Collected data
** START **

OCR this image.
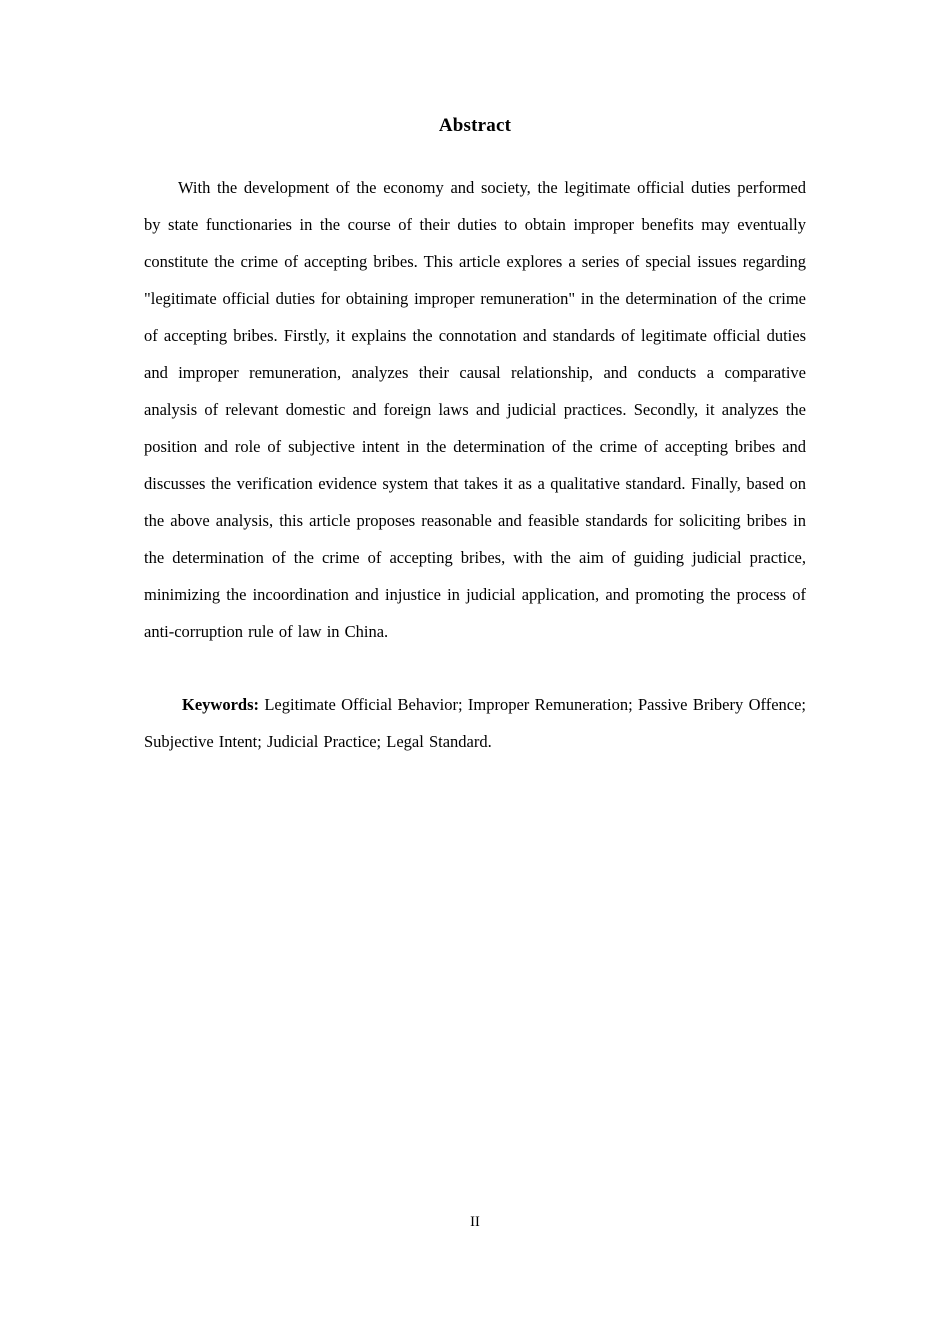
Abstract

With the development of the economy and society, the legitimate official duties performed by state functionaries in the course of their duties to obtain improper benefits may eventually constitute the crime of accepting bribes. This article explores a series of special issues regarding "legitimate official duties for obtaining improper remuneration" in the determination of the crime of accepting bribes. Firstly, it explains the connotation and standards of legitimate official duties and improper remuneration, analyzes their causal relationship, and conducts a comparative analysis of relevant domestic and foreign laws and judicial practices. Secondly, it analyzes the position and role of subjective intent in the determination of the crime of accepting bribes and discusses the verification evidence system that takes it as a qualitative standard. Finally, based on the above analysis, this article proposes reasonable and feasible standards for soliciting bribes in the determination of the crime of accepting bribes, with the aim of guiding judicial practice, minimizing the incoordination and injustice in judicial application, and promoting the process of anti-corruption rule of law in China.

Keywords: Legitimate Official Behavior; Improper Remuneration; Passive Bribery Offence; Subjective Intent; Judicial Practice; Legal Standard.

II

** END **

- INSTRUCTION -
Return the listing above in full and without alteration, excluding its pictures.

- SOLVED PROBLEM -
OCR this image.
Abstract

With the development of the economy and society, the legitimate official duties performed by state functionaries in the course of their duties to obtain improper benefits may eventually constitute the crime of accepting bribes. This article explores a series of special issues regarding "legitimate official duties for obtaining improper remuneration" in the determination of the crime of accepting bribes. Firstly, it explains the connotation and standards of legitimate official duties and improper remuneration, analyzes their causal relationship, and conducts a comparative analysis of relevant domestic and foreign laws and judicial practices. Secondly, it analyzes the position and role of subjective intent in the determination of the crime of accepting bribes and discusses the verification evidence system that takes it as a qualitative standard. Finally, based on the above analysis, this article proposes reasonable and feasible standards for soliciting bribes in the determination of the crime of accepting bribes, with the aim of guiding judicial practice, minimizing the incoordination and injustice in judicial application, and promoting the process of anti-corruption rule of law in China.

Keywords: Legitimate Official Behavior; Improper Remuneration; Passive Bribery Offence; Subjective Intent; Judicial Practice; Legal Standard.

II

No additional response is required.